* **PROBLEM DETAILS**: Read the lines that follow and tally those with the word "wird"; give the number and nothing else.

* **ENTRIES SUPPLIED**:

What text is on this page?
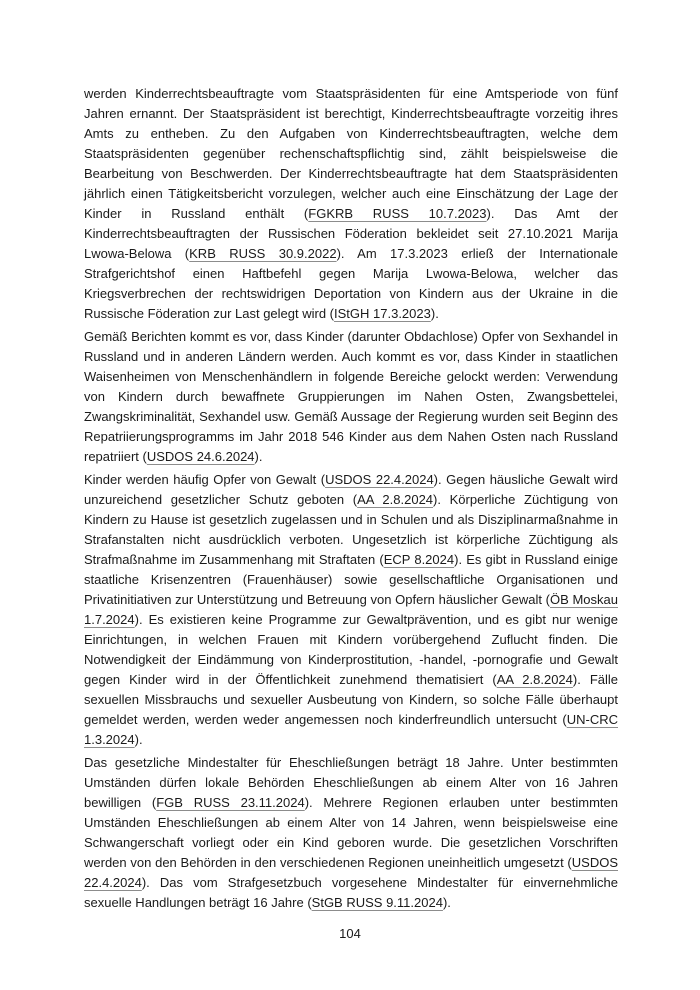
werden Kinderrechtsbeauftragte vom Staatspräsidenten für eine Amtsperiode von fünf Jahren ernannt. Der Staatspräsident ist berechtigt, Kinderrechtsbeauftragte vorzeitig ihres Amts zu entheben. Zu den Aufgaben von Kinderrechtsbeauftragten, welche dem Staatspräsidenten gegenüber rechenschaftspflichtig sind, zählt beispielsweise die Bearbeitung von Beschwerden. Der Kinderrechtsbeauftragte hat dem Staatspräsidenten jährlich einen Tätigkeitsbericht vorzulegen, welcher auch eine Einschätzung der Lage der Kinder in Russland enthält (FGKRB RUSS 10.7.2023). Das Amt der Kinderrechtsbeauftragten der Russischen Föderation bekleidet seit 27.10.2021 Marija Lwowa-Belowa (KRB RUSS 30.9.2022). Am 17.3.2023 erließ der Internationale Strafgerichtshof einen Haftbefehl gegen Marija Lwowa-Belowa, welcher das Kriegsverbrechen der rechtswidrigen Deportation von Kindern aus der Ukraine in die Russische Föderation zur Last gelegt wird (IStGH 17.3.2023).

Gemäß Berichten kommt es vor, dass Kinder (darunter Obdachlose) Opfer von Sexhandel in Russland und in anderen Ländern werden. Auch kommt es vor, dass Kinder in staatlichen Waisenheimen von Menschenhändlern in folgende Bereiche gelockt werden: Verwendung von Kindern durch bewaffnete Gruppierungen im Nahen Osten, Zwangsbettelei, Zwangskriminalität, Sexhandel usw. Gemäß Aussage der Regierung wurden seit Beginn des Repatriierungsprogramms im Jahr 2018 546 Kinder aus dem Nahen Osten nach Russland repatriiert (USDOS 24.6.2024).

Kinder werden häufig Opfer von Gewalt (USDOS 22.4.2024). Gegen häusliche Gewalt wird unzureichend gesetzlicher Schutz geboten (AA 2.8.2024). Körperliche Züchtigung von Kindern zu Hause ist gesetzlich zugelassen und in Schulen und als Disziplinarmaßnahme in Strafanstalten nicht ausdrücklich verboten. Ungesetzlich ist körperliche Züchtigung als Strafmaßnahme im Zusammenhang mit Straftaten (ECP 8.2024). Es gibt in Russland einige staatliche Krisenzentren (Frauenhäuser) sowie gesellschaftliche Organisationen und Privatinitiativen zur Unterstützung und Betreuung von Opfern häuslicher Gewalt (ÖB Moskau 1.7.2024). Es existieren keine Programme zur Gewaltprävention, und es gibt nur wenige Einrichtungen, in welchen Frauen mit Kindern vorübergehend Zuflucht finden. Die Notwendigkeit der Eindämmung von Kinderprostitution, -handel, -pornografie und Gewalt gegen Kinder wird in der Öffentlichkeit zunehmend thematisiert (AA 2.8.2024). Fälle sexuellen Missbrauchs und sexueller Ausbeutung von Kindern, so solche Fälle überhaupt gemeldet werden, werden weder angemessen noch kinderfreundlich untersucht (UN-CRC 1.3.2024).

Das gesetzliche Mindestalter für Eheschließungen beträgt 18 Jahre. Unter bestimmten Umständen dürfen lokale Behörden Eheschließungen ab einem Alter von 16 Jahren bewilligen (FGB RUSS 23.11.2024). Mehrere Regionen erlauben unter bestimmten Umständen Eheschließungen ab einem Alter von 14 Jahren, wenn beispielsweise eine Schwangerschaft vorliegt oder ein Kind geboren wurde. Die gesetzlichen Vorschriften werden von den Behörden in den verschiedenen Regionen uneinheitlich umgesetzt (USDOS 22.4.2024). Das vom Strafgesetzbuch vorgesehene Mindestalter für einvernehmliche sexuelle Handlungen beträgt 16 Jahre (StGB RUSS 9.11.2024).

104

==

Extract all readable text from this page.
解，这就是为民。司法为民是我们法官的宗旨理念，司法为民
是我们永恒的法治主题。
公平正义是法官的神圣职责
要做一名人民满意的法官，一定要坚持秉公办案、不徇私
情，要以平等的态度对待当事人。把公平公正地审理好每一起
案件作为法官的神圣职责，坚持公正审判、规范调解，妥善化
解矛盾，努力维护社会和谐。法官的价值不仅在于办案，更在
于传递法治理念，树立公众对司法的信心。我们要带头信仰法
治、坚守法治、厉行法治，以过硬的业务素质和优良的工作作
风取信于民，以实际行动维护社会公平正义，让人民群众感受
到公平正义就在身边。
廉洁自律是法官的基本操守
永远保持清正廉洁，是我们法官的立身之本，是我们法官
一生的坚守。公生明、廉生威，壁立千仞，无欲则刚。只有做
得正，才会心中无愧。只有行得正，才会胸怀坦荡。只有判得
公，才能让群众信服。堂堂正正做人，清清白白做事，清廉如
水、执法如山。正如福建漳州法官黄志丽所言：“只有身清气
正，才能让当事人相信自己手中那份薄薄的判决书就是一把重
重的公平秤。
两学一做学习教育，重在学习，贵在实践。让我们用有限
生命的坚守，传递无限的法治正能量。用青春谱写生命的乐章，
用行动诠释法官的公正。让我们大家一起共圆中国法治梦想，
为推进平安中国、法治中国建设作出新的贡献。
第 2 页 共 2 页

* **WORKED SOLUTION**: 2